begin Input rows

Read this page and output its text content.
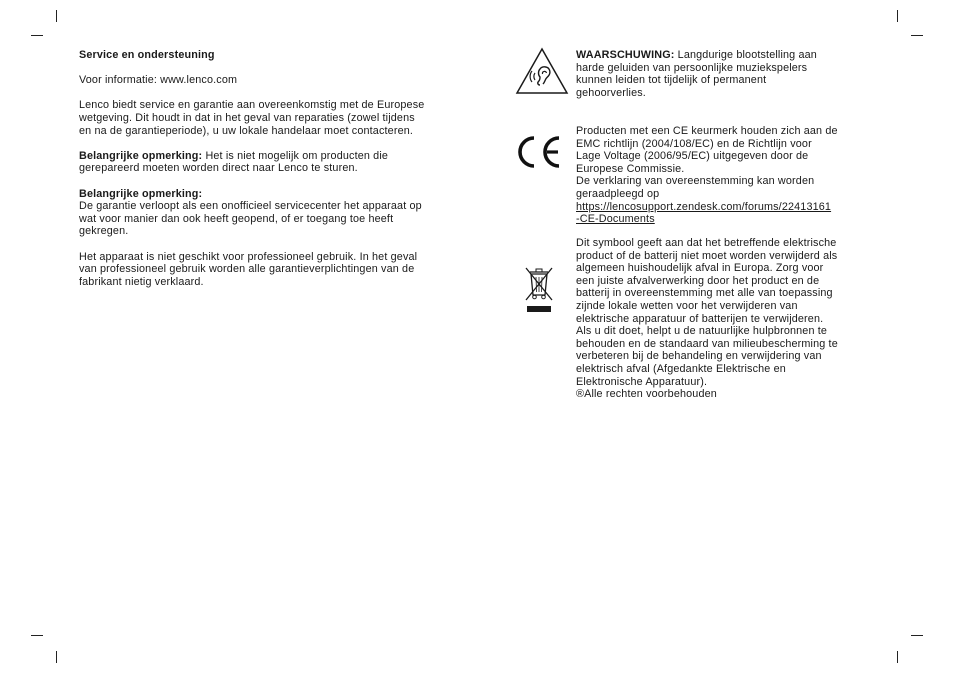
Service en ondersteuning

Voor informatie: www.lenco.com

Lenco biedt service en garantie aan overeenkomstig met de Europese
wetgeving. Dit houdt in dat in het geval van reparaties (zowel tijdens
en na de garantieperiode), u uw lokale handelaar moet contacteren.

Belangrijke opmerking: Het is niet mogelijk om producten die
gerepareerd moeten worden direct naar Lenco te sturen.

Belangrijke opmerking:
De garantie verloopt als een onofficieel servicecenter het apparaat op
wat voor manier dan ook heeft geopend, of er toegang toe heeft
gekregen.

Het apparaat is niet geschikt voor professioneel gebruik. In het geval
van professioneel gebruik worden alle garantieverplichtingen van de
fabrikant nietig verklaard.

WAARSCHUWING: Langdurige blootstelling aan
harde geluiden van persoonlijke muziekspelers
kunnen leiden tot tijdelijk of permanent
gehoorverlies.

Producten met een CE keurmerk houden zich aan de
EMC richtlijn (2004/108/EC) en de Richtlijn voor
Lage Voltage (2006/95/EC) uitgegeven door de
Europese Commissie.
De verklaring van overeenstemming kan worden
geraadpleegd op

https://lencosupport.zendesk.com/forums/22413161
-CE-Documents

Dit symbool geeft aan dat het betreffende elektrische
product of de batterij niet moet worden verwijderd als
algemeen huishoudelijk afval in Europa. Zorg voor
een juiste afvalverwerking door het product en de
batterij in overeenstemming met alle van toepassing
zijnde lokale wetten voor het verwijderen van
elektrische apparatuur of batterijen te verwijderen.
Als u dit doet, helpt u de natuurlijke hulpbronnen te
behouden en de standaard van milieubescherming te
verbeteren bij de behandeling en verwijdering van
elektrisch afval (Afgedankte Elektrische en
Elektronische Apparatuur).

®Alle rechten voorbehouden
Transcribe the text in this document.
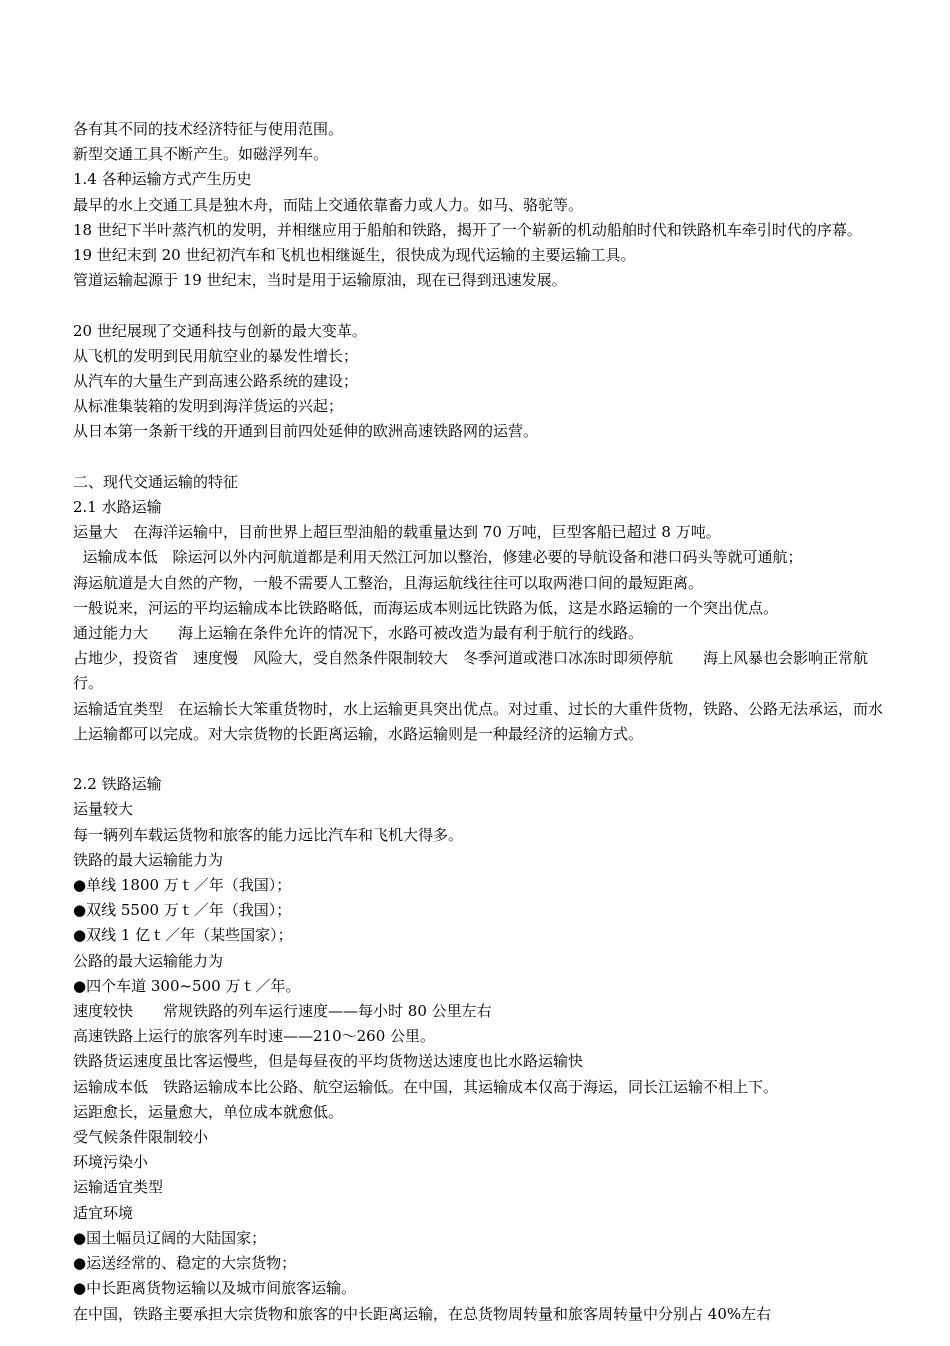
各有其不同的技术经济特征与使用范围。
新型交通工具不断产生。如磁浮列车。
1.4 各种运输方式产生历史
最早的水上交通工具是独木舟，而陆上交通依靠畜力或人力。如马、骆驼等。
18 世纪下半叶蒸汽机的发明，并相继应用于船舶和铁路，揭开了一个崭新的机动船舶时代和铁路机车牵引时代的序幕。
19 世纪末到 20 世纪初汽车和飞机也相继诞生，很快成为现代运输的主要运输工具。
管道运输起源于 19 世纪末，当时是用于运输原油，现在已得到迅速发展。
20 世纪展现了交通科技与创新的最大变革。
从飞机的发明到民用航空业的暴发性增长；
从汽车的大量生产到高速公路系统的建设；
从标准集装箱的发明到海洋货运的兴起；
从日本第一条新干线的开通到目前四处延伸的欧洲高速铁路网的运营。
二、现代交通运输的特征
2.1 水路运输
运量大　在海洋运输中，目前世界上超巨型油船的载重量达到 70 万吨，巨型客船已超过 8 万吨。
运输成本低　除运河以外内河航道都是利用天然江河加以整治，修建必要的导航设备和港口码头等就可通航；
海运航道是大自然的产物，一般不需要人工整治，且海运航线往往可以取两港口间的最短距离。
一般说来，河运的平均运输成本比铁路略低，而海运成本则远比铁路为低，这是水路运输的一个突出优点。
通过能力大　　海上运输在条件允许的情况下，水路可被改造为最有利于航行的线路。
占地少，投资省　速度慢　风险大，受自然条件限制较大　冬季河道或港口冰冻时即须停航　　海上风暴也会影响正常航行。
运输适宜类型　在运输长大笨重货物时，水上运输更具突出优点。对过重、过长的大重件货物，铁路、公路无法承运，而水上运输都可以完成。对大宗货物的长距离运输，水路运输则是一种最经济的运输方式。
2.2 铁路运输
运量较大
每一辆列车载运货物和旅客的能力远比汽车和飞机大得多。
铁路的最大运输能力为
●单线 1800 万ｔ／年（我国）；
●双线 5500 万ｔ／年（我国）；
●双线 1 亿ｔ／年（某些国家）；
公路的最大运输能力为
●四个车道 300~500 万ｔ／年。
速度较快　　常规铁路的列车运行速度——每小时 80 公里左右
高速铁路上运行的旅客列车时速——210～260 公里。
铁路货运速度虽比客运慢些，但是每昼夜的平均货物送达速度也比水路运输快
运输成本低　铁路运输成本比公路、航空运输低。在中国，其运输成本仅高于海运，同长江运输不相上下。
运距愈长，运量愈大，单位成本就愈低。
受气候条件限制较小
环境污染小
运输适宜类型
适宜环境
●国土幅员辽阔的大陆国家；
●运送经常的、稳定的大宗货物；
●中长距离货物运输以及城市间旅客运输。
在中国，铁路主要承担大宗货物和旅客的中长距离运输，在总货物周转量和旅客周转量中分别占 40%左右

end Input rows

[Problem to solve]: Each line above that includes "Europese" should be shown.

[Solution]:
Lenco biedt service en garantie aan overeenkomstig met de Europese
Europese Commissie.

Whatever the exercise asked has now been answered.